• **Problem description**
Check each line of the listing below for the word "name" and say how many lines have it. Nothing else should be written.

# Provided entries start

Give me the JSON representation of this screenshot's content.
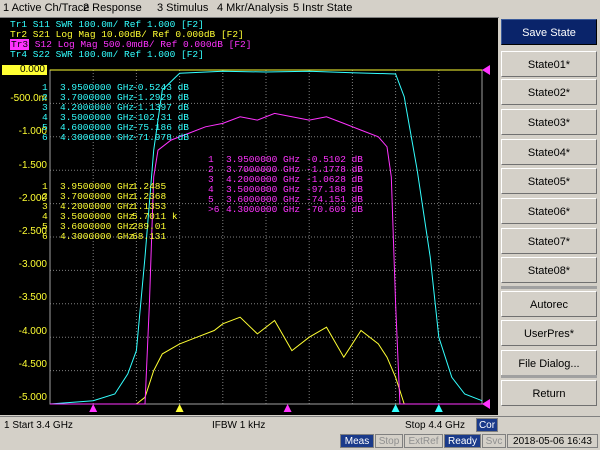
{
  "menu": [
    "1 Active Ch/Trace",
    "2 Response",
    "3 Stimulus",
    "4 Mkr/Analysis",
    "5 Instr State"
  ],
  "traces": [
    {
      "label": "Tr1",
      "text": " S11  SWR 100.0m/ Ref 1.000  [F2]",
      "color": "#33ffff"
    },
    {
      "label": "Tr2",
      "text": " S21  Log Mag 10.00dB/ Ref 0.000dB  [F2]",
      "color": "#ffff33"
    },
    {
      "label": "Tr3",
      "text": " S12  Log Mag 500.0mdB/ Ref 0.000dB  [F2]",
      "color": "#ff33ff"
    },
    {
      "label": "Tr4",
      "text": " S22  SWR 100.0m/ Ref 1.000  [F2]",
      "color": "#33ffff"
    }
  ],
  "y_axis": {
    "top_label": "0.000",
    "labels": [
      "-500.0m",
      "-1.000",
      "-1.500",
      "-2.000",
      "-2.500",
      "-3.000",
      "-3.500",
      "-4.000",
      "-4.500",
      "-5.000"
    ]
  },
  "marker_tables": {
    "cyan": {
      "color": "#33ffff",
      "rows": [
        {
          "n": "1",
          "f": "3.9500000 GHz",
          "v": "-0.5243 dB"
        },
        {
          "n": "2",
          "f": "3.7000000 GHz",
          "v": "-1.2929 dB"
        },
        {
          "n": "3",
          "f": "4.2000000 GHz",
          "v": "-1.1397 dB"
        },
        {
          "n": "4",
          "f": "3.5000000 GHz",
          "v": "-102.31 dB"
        },
        {
          "n": "5",
          "f": "4.6000000 GHz",
          "v": "-75.186 dB"
        },
        {
          "n": "6",
          "f": "4.3000000 GHz",
          "v": "-71.978 dB"
        }
      ]
    },
    "yellow": {
      "color": "#ffff33",
      "rows": [
        {
          "n": "1",
          "f": "3.9500000 GHz",
          "v": "1.2485"
        },
        {
          "n": "2",
          "f": "3.7000000 GHz",
          "v": "1.2368"
        },
        {
          "n": "3",
          "f": "4.2000000 GHz",
          "v": "1.1353"
        },
        {
          "n": "4",
          "f": "3.5000000 GHz",
          "v": "5.7011 k"
        },
        {
          "n": "5",
          "f": "3.6000000 GHz",
          "v": "289.01"
        },
        {
          "n": "6",
          "f": "4.3000000 GHz",
          "v": "68.131"
        }
      ]
    },
    "magenta": {
      "color": "#ff33ff",
      "rows": [
        {
          "n": "1",
          "f": "3.9500000 GHz",
          "v": "-0.5102 dB"
        },
        {
          "n": "2",
          "f": "3.7000000 GHz",
          "v": "-1.1778 dB"
        },
        {
          "n": "3",
          "f": "4.2000000 GHz",
          "v": "-1.0628 dB"
        },
        {
          "n": "4",
          "f": "3.5000000 GHz",
          "v": "-97.188 dB"
        },
        {
          "n": "5",
          "f": "3.6000000 GHz",
          "v": "-74.151 dB"
        },
        {
          "n": ">6",
          "f": "4.3000000 GHz",
          "v": "-70.609 dB"
        }
      ]
    }
  },
  "chart_data": {
    "type": "line",
    "x_unit": "GHz",
    "xlim": [
      3.4,
      4.4
    ],
    "ylim": [
      -5.0,
      0.0
    ],
    "grid": true,
    "series": [
      {
        "name": "Tr1 S11",
        "color": "#33ffff",
        "x": [
          3.4,
          3.5,
          3.55,
          3.58,
          3.6,
          3.62,
          3.64,
          3.66,
          3.7,
          3.8,
          3.9,
          4.0,
          4.1,
          4.2,
          4.22,
          4.25,
          4.28,
          4.3,
          4.33,
          4.36,
          4.4
        ],
        "y": [
          -5.0,
          -4.95,
          -4.85,
          -4.55,
          -4.2,
          -2.8,
          -1.2,
          -0.3,
          -0.05,
          -0.02,
          -0.03,
          -0.02,
          -0.04,
          -0.06,
          -0.4,
          -1.5,
          -2.8,
          -4.0,
          -4.6,
          -4.85,
          -4.95
        ]
      },
      {
        "name": "Tr2 S21",
        "color": "#ffff33",
        "x": [
          3.4,
          3.6,
          3.62,
          3.64,
          3.66,
          3.7,
          3.74,
          3.78,
          3.8,
          3.84,
          3.88,
          3.92,
          3.96,
          4.0,
          4.04,
          4.08,
          4.12,
          4.16,
          4.18,
          4.2,
          4.22,
          4.4
        ],
        "y": [
          -5.0,
          -5.0,
          -4.9,
          -4.5,
          -4.25,
          -4.1,
          -4.0,
          -3.9,
          -3.8,
          -3.7,
          -3.95,
          -3.75,
          -4.2,
          -4.0,
          -3.85,
          -4.3,
          -3.9,
          -4.1,
          -4.3,
          -4.6,
          -5.0,
          -5.0
        ]
      },
      {
        "name": "Tr3 S12",
        "color": "#ff33ff",
        "x": [
          3.4,
          3.62,
          3.63,
          3.64,
          3.65,
          3.68,
          3.72,
          3.76,
          3.8,
          3.84,
          3.88,
          3.92,
          3.96,
          4.0,
          4.04,
          4.08,
          4.12,
          4.16,
          4.18,
          4.19,
          4.2,
          4.21,
          4.4
        ],
        "y": [
          -5.0,
          -5.0,
          -3.5,
          -1.6,
          -1.2,
          -1.05,
          -0.95,
          -0.85,
          -0.8,
          -0.7,
          -0.75,
          -0.65,
          -0.7,
          -0.75,
          -0.7,
          -0.8,
          -0.9,
          -1.0,
          -1.15,
          -1.6,
          -3.5,
          -5.0,
          -5.0
        ]
      }
    ],
    "markers": [
      3.95,
      3.7,
      4.2,
      3.5,
      4.6,
      4.3
    ]
  },
  "softkeys": [
    "Save State",
    "State01*",
    "State02*",
    "State03*",
    "State04*",
    "State05*",
    "State06*",
    "State07*",
    "State08*",
    "Autorec",
    "UserPres*",
    "File Dialog...",
    "Return"
  ],
  "status": {
    "start": "1 Start 3.4 GHz",
    "ifbw": "IFBW 1 kHz",
    "stop": "Stop 4.4 GHz",
    "cor": "Cor"
  },
  "bottom": {
    "meas": "Meas",
    "stop": "Stop",
    "extref": "ExtRef",
    "ready": "Ready",
    "svc": "Svc",
    "datetime": "2018-05-06 16:43"
  }
}
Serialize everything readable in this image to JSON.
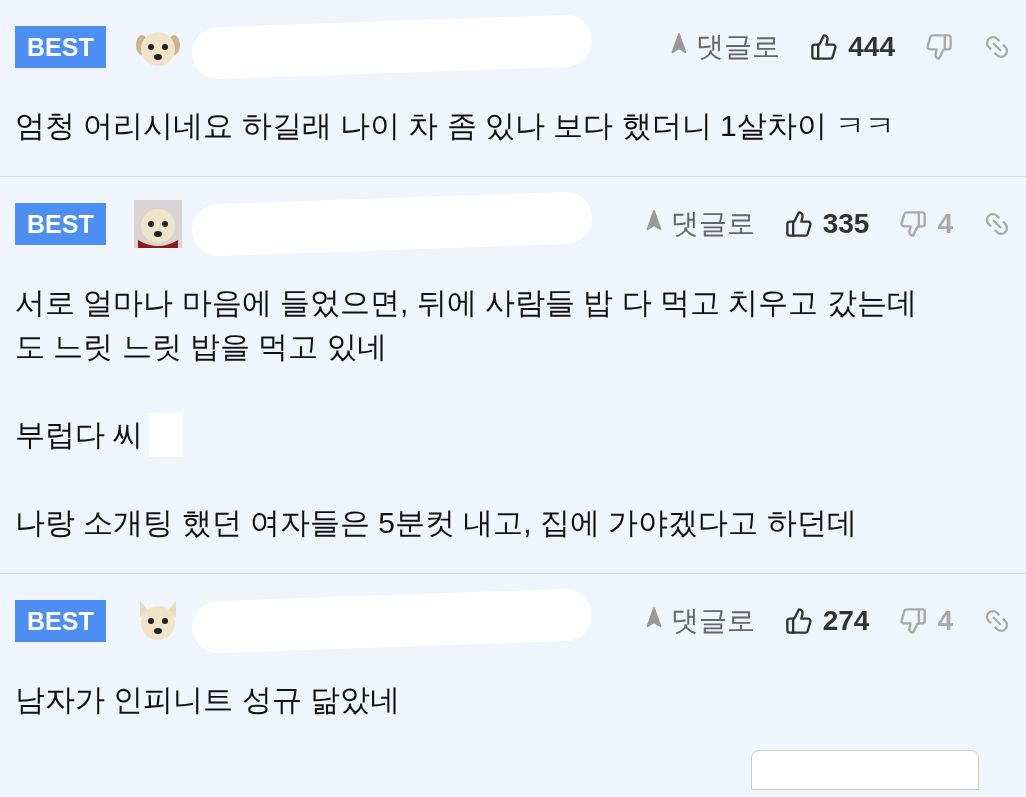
{
  "comments": [
    {
      "badge": "BEST",
      "avatar": {
        "kind": "puppy"
      },
      "reply": "댓글로",
      "likes": "444",
      "paragraphs": [
        {
          "text": "엄청 어리시네요 하길래 나이 차 좀 있나 보다 했더니 1살차이 ㅋㅋ",
          "redacted": false
        }
      ]
    },
    {
      "badge": "BEST",
      "avatar": {
        "kind": "bear"
      },
      "reply": "댓글로",
      "likes": "335",
      "dislikes": "4",
      "paragraphs": [
        {
          "text": "서로 얼마나 마음에 들었으면, 뒤에 사람들 밥 다 먹고 치우고 갔는데도 느릿 느릿 밥을 먹고 있네",
          "redacted": false
        },
        {
          "text": "부럽다 씨",
          "redacted": true
        },
        {
          "text": "나랑 소개팅 했던 여자들은 5분컷 내고, 집에 가야겠다고 하던데",
          "redacted": false
        }
      ]
    },
    {
      "badge": "BEST",
      "avatar": {
        "kind": "fox"
      },
      "reply": "댓글로",
      "likes": "274",
      "dislikes": "4",
      "paragraphs": [
        {
          "text": "남자가 인피니트 성규 닮았네",
          "redacted": false
        }
      ]
    }
  ]
}
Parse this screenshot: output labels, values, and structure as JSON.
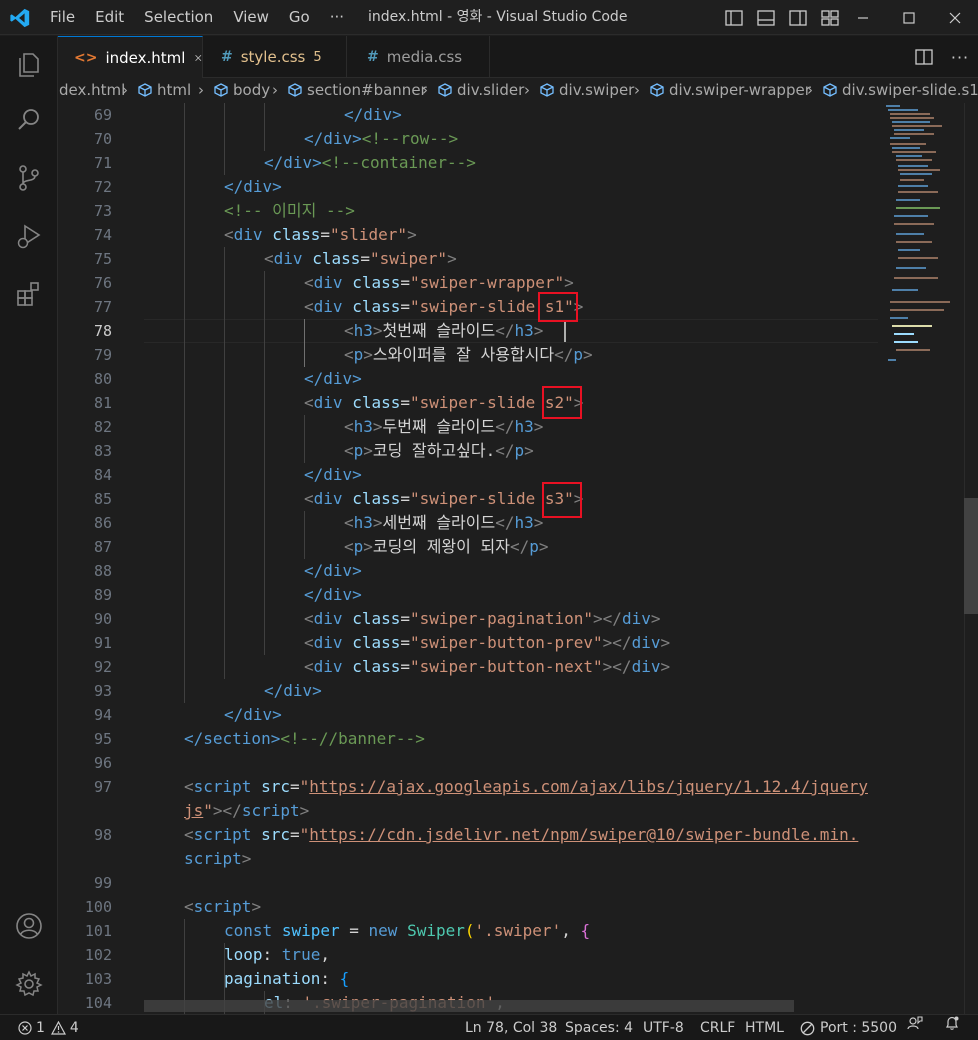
{
  "window": {
    "title": "index.html - 영화 - Visual Studio Code",
    "menu": [
      "File",
      "Edit",
      "Selection",
      "View",
      "Go",
      "···"
    ]
  },
  "tabs": [
    {
      "label": "index.html",
      "icon": "html-file-icon",
      "icon_glyph": "<>",
      "active": true
    },
    {
      "label": "style.css",
      "icon": "css-file-icon",
      "icon_glyph": "#",
      "badge": "5",
      "modified_color": "#e2c08d"
    },
    {
      "label": "media.css",
      "icon": "css-file-icon",
      "icon_glyph": "#"
    }
  ],
  "breadcrumb": [
    "dex.html",
    "html",
    "body",
    "section#banner",
    "div.slider",
    "div.swiper",
    "div.swiper-wrapper",
    "div.swiper-slide.s1"
  ],
  "editor": {
    "line_numbers": [
      "69",
      "70",
      "71",
      "72",
      "73",
      "74",
      "75",
      "76",
      "77",
      "78",
      "79",
      "80",
      "81",
      "82",
      "83",
      "84",
      "85",
      "86",
      "87",
      "88",
      "89",
      "90",
      "91",
      "92",
      "93",
      "94",
      "95",
      "96",
      "97",
      "",
      "98",
      "",
      "99",
      "100",
      "101",
      "102",
      "103",
      "104"
    ],
    "current_line": "78",
    "highlighted_classes": [
      "s1\"",
      "s2\"",
      "s3\""
    ]
  },
  "code": {
    "l69": "</div>",
    "l70a": "</div>",
    "l70b": "<!--row-->",
    "l71a": "</div>",
    "l71b": "<!--container-->",
    "l72": "</div>",
    "l73": "<!-- 이미지 -->",
    "l74": [
      "<",
      "div",
      " ",
      "class",
      "=",
      "\"slider\"",
      ">"
    ],
    "l75": [
      "<",
      "div",
      " ",
      "class",
      "=",
      "\"swiper\"",
      ">"
    ],
    "l76": [
      "<",
      "div",
      " ",
      "class",
      "=",
      "\"swiper-wrapper\"",
      ">"
    ],
    "l77": [
      "<",
      "div",
      " ",
      "class",
      "=",
      "\"swiper-slide s1\"",
      ">"
    ],
    "l78": [
      "<",
      "h3",
      ">",
      "첫번째 슬라이드",
      "</",
      "h3",
      ">"
    ],
    "l79": [
      "<",
      "p",
      ">",
      "스와이퍼를 잘 사용합시다",
      "</",
      "p",
      ">"
    ],
    "l80": "</div>",
    "l81": [
      "<",
      "div",
      " ",
      "class",
      "=",
      "\"swiper-slide s2\"",
      ">"
    ],
    "l82": [
      "<",
      "h3",
      ">",
      "두번째 슬라이드",
      "</",
      "h3",
      ">"
    ],
    "l83": [
      "<",
      "p",
      ">",
      "코딩 잘하고싶다.",
      "</",
      "p",
      ">"
    ],
    "l84": "</div>",
    "l85": [
      "<",
      "div",
      " ",
      "class",
      "=",
      "\"swiper-slide s3\"",
      ">"
    ],
    "l86": [
      "<",
      "h3",
      ">",
      "세번째 슬라이드",
      "</",
      "h3",
      ">"
    ],
    "l87": [
      "<",
      "p",
      ">",
      "코딩의 제왕이 되자",
      "</",
      "p",
      ">"
    ],
    "l88": "</div>",
    "l89": "</div>",
    "l90": [
      "<",
      "div",
      " ",
      "class",
      "=",
      "\"swiper-pagination\"",
      "></",
      "div",
      ">"
    ],
    "l91": [
      "<",
      "div",
      " ",
      "class",
      "=",
      "\"swiper-button-prev\"",
      "></",
      "div",
      ">"
    ],
    "l92": [
      "<",
      "div",
      " ",
      "class",
      "=",
      "\"swiper-button-next\"",
      "></",
      "div",
      ">"
    ],
    "l93": "</div>",
    "l94": "</div>",
    "l95a": "</section>",
    "l95b": "<!--//banner-->",
    "l97a": [
      "<",
      "script",
      " ",
      "src",
      "=",
      "\"",
      "https://ajax.googleapis.com/ajax/libs/jquery/1.12.4/jquery"
    ],
    "l97b": [
      "js",
      "\"",
      "></",
      "script",
      ">"
    ],
    "l98a": [
      "<",
      "script",
      " ",
      "src",
      "=",
      "\"",
      "https://cdn.jsdelivr.net/npm/swiper@10/swiper-bundle.min."
    ],
    "l98b": [
      "script",
      ">"
    ],
    "l100": [
      "<",
      "script",
      ">"
    ],
    "l101": [
      "const",
      " ",
      "swiper",
      " = ",
      "new",
      " ",
      "Swiper",
      "(",
      "'.swiper'",
      ", ",
      "{"
    ],
    "l102": [
      "loop",
      ": ",
      "true",
      ","
    ],
    "l103": [
      "pagination",
      ": ",
      "{"
    ],
    "l104": [
      "el",
      ": ",
      "'.swiper-pagination'",
      ","
    ]
  },
  "status": {
    "errors": "1",
    "warnings": "4",
    "position": "Ln 78, Col 38",
    "spaces": "Spaces: 4",
    "encoding": "UTF-8",
    "eol": "CRLF",
    "language": "HTML",
    "port": "Port : 5500"
  },
  "colors": {
    "accent": "#0078d4",
    "highlight_box": "#e81123",
    "tag": "#569cd6",
    "attribute": "#9cdcfe",
    "string": "#ce9178",
    "comment": "#6a9955"
  }
}
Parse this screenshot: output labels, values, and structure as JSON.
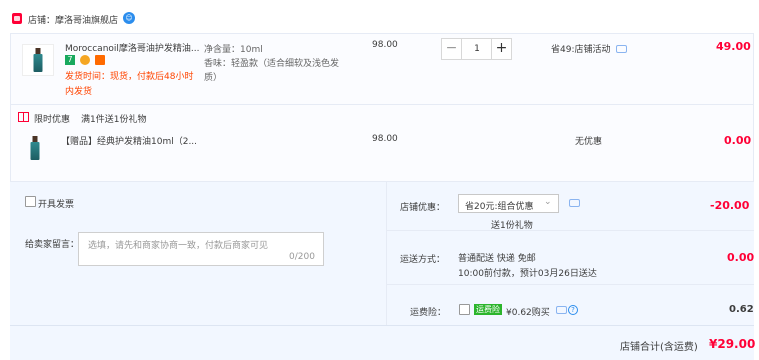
{
  "shop": {
    "label": "店铺：摩洛哥油旗舰店"
  },
  "items": [
    {
      "title": "Moroccanoil摩洛哥油护发精油...",
      "delivery_line1": "发货时间：现货，付款后48小时",
      "delivery_line2": "内发货",
      "sku_line1": "净含量：10ml",
      "sku_line2": "香味：轻盈款（适合细软及浅色发",
      "sku_line3": "质）",
      "price": "98.00",
      "quantity": "1",
      "promo": "省49:店铺活动",
      "subtotal": "49.00"
    }
  ],
  "gift_section": {
    "title": "限时优惠",
    "condition": "满1件送1份礼物",
    "item_title": "【赠品】经典护发精油10ml（2...",
    "price": "98.00",
    "promo": "无优惠",
    "subtotal": "0.00"
  },
  "invoice": {
    "label": "开具发票"
  },
  "memo": {
    "label": "给卖家留言：",
    "placeholder": "选填，请先和商家协商一致，付款后商家可见",
    "counter": "0/200"
  },
  "shop_discount": {
    "label": "店铺优惠：",
    "selected": "省20元:组合优惠",
    "note": "送1份礼物",
    "amount": "-20.00"
  },
  "shipping": {
    "label": "运送方式：",
    "line1": "普通配送 快递 免邮",
    "line2": "10:00前付款，预计03月26日送达",
    "amount": "0.00"
  },
  "insurance": {
    "label": "运费险：",
    "badge": "运费险",
    "text": "¥0.62购买",
    "amount": "0.62"
  },
  "total": {
    "label": "店铺合计(含运费)",
    "amount": "¥29.00"
  },
  "colors": {
    "price_red": "#ff0036",
    "delivery_orange": "#f40",
    "link_blue": "#2b8ded",
    "panel_bg": "#f2f7ff"
  }
}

# Provided entries end

• **Exercise response**
3